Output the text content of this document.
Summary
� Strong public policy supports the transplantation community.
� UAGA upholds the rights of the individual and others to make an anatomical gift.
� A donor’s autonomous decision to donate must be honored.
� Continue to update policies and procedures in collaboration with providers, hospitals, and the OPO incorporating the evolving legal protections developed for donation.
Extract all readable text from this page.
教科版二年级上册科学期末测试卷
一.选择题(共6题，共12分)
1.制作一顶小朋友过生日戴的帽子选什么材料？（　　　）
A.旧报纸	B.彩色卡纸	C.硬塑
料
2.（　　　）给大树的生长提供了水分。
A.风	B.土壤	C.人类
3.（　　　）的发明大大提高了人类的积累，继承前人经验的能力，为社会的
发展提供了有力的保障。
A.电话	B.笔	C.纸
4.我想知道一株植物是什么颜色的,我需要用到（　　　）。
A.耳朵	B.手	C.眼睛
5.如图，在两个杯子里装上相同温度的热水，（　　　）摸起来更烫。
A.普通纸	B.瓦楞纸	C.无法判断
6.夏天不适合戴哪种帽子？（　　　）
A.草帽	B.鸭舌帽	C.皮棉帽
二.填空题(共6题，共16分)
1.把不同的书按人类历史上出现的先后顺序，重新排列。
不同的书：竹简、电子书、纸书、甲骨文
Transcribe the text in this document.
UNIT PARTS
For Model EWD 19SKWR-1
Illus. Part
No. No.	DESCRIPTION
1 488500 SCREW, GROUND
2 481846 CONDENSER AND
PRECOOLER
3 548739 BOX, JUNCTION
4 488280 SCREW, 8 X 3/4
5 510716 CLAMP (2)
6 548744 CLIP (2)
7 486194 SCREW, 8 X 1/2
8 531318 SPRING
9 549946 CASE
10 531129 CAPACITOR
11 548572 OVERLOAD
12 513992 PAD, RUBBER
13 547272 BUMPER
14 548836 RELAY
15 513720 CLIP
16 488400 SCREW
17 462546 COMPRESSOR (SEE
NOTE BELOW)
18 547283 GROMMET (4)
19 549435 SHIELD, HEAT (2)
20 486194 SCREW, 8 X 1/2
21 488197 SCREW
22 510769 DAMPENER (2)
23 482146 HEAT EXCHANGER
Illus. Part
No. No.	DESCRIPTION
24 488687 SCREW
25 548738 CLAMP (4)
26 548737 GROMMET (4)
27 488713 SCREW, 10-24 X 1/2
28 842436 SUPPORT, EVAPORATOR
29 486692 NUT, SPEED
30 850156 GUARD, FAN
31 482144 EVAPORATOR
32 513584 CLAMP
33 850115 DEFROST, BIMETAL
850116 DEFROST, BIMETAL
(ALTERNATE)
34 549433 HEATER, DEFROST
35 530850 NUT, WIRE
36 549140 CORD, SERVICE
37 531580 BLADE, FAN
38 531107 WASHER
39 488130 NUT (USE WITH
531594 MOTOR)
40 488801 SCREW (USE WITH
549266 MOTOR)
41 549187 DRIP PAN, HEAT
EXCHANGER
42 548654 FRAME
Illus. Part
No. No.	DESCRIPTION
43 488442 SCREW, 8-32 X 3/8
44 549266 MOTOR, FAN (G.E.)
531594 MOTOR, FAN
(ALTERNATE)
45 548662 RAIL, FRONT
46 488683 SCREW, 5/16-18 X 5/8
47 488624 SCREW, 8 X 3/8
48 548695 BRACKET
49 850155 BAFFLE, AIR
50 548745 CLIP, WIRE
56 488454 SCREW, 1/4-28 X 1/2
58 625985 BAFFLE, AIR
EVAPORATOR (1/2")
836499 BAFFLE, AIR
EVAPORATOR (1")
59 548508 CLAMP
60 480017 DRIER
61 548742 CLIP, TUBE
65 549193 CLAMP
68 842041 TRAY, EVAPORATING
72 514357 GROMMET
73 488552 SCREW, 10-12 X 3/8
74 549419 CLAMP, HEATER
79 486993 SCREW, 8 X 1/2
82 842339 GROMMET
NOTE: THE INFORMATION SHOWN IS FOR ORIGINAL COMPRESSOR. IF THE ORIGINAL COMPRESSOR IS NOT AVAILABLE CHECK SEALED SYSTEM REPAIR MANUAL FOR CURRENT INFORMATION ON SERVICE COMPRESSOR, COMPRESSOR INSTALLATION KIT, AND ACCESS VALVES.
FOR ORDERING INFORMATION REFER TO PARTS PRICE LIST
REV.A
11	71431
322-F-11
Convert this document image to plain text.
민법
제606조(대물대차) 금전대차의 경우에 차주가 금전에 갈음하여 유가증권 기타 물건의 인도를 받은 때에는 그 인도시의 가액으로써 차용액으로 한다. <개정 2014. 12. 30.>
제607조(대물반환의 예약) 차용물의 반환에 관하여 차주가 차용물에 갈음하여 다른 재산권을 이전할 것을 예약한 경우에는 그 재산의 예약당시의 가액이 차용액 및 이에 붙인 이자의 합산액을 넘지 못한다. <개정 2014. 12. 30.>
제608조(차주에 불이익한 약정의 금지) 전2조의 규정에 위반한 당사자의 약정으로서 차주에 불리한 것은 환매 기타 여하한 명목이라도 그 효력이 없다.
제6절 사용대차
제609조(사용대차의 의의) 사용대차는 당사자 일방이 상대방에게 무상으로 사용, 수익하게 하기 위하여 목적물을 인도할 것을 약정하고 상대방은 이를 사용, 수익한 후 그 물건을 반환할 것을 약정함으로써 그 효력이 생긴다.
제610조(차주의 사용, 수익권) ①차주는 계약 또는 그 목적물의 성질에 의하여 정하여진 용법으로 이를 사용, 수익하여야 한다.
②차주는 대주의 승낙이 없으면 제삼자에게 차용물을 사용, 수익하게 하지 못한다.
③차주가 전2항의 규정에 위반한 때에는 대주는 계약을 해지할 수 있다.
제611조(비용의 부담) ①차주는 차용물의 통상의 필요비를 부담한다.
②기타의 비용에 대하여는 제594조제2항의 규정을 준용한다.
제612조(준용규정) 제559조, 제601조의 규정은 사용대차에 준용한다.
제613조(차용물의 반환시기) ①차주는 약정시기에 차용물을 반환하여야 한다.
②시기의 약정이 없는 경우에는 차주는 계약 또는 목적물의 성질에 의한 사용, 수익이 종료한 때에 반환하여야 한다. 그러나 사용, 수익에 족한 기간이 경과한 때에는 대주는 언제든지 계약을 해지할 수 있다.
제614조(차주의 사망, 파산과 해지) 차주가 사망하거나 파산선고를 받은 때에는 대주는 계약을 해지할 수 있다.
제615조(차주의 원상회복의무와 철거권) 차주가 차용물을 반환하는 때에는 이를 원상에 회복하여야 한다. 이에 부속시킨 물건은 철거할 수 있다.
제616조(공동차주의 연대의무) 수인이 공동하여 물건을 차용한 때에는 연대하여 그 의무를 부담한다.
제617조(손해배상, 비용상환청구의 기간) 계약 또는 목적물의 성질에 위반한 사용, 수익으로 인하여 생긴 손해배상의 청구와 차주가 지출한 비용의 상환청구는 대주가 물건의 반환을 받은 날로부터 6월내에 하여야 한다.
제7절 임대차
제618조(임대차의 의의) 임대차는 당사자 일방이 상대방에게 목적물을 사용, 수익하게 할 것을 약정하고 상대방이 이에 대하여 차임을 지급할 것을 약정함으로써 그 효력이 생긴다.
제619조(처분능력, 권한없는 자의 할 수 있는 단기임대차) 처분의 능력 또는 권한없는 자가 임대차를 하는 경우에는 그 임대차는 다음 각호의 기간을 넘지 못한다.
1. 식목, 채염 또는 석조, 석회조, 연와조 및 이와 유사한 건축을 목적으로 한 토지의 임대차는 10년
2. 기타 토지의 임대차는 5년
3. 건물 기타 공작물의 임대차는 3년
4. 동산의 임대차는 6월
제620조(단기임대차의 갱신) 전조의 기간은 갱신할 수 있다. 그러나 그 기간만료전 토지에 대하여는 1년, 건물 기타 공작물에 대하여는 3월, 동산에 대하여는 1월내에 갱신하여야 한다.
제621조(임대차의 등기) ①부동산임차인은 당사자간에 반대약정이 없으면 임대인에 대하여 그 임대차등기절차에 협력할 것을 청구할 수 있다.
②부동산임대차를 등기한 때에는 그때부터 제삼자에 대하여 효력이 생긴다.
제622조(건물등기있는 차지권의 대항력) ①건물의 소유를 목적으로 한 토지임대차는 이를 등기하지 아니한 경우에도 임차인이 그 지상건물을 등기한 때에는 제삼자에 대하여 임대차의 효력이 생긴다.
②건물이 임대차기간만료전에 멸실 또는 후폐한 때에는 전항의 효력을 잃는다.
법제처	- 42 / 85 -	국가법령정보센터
┄┄┄┄┄┄┄┄┄┄
WORK INSTRUCTIONS:
Search the records for the word "대하여는", then list every line that has it.

RESPONSE BELOW:
②기타의 비용에 대하여는 제594조제2항의 규정을 준용한다.
제620조(단기임대차의 갱신) 전조의 기간은 갱신할 수 있다. 그러나 그 기간만료전 토지에 대하여는 1년, 건물 기타 공작물에 대하여는 3월, 동산에 대하여는 1월내에 갱신하여야 한다.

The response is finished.